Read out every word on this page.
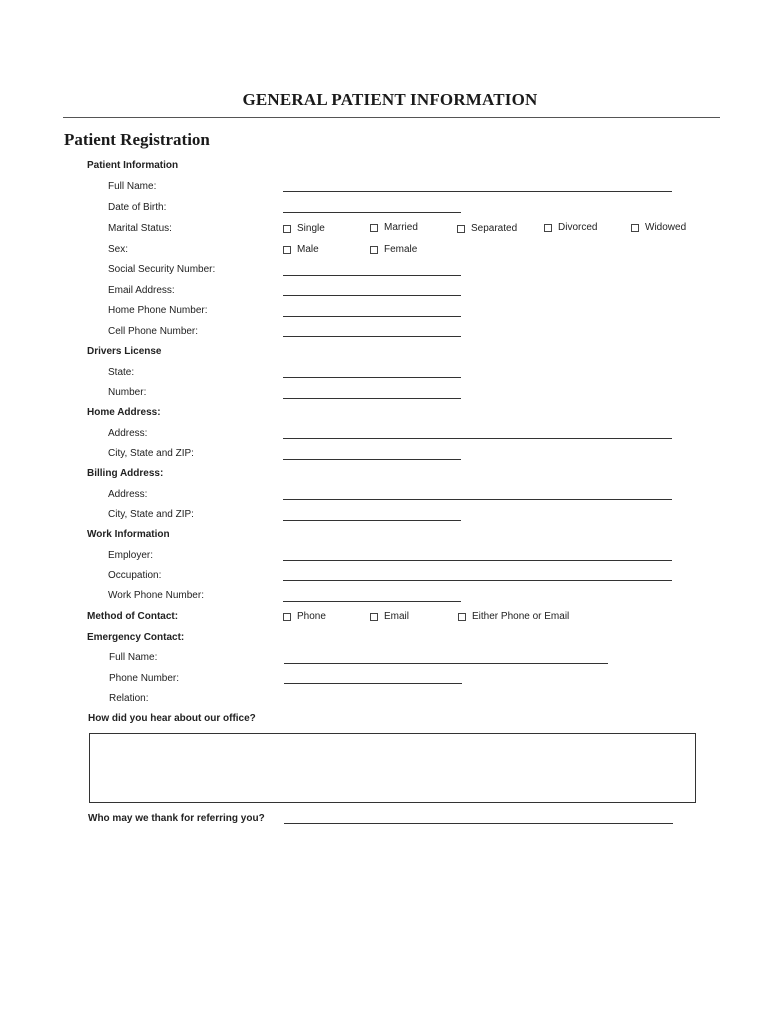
GENERAL PATIENT INFORMATION
Patient Registration
Patient Information
Full Name:
Date of Birth:
Marital Status:	Single	Married	Separated	Divorced	Widowed
Sex:	Male	Female
Social Security Number:
Email Address:
Home Phone Number:
Cell Phone Number:
Drivers License
State:
Number:
Home Address:
Address:
City, State and ZIP:
Billing Address:
Address:
City, State and ZIP:
Work Information
Employer:
Occupation:
Work Phone Number:
Method of Contact:	Phone	Email	Either Phone or Email
Emergency Contact:
Full Name:
Phone Number:
Relation:
How did you hear about our office?
Who may we thank for referring you?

• Request: Locate the word "Work" in the entries, and copy every line where it is found.

• The output:
Work Information
Work Phone Number:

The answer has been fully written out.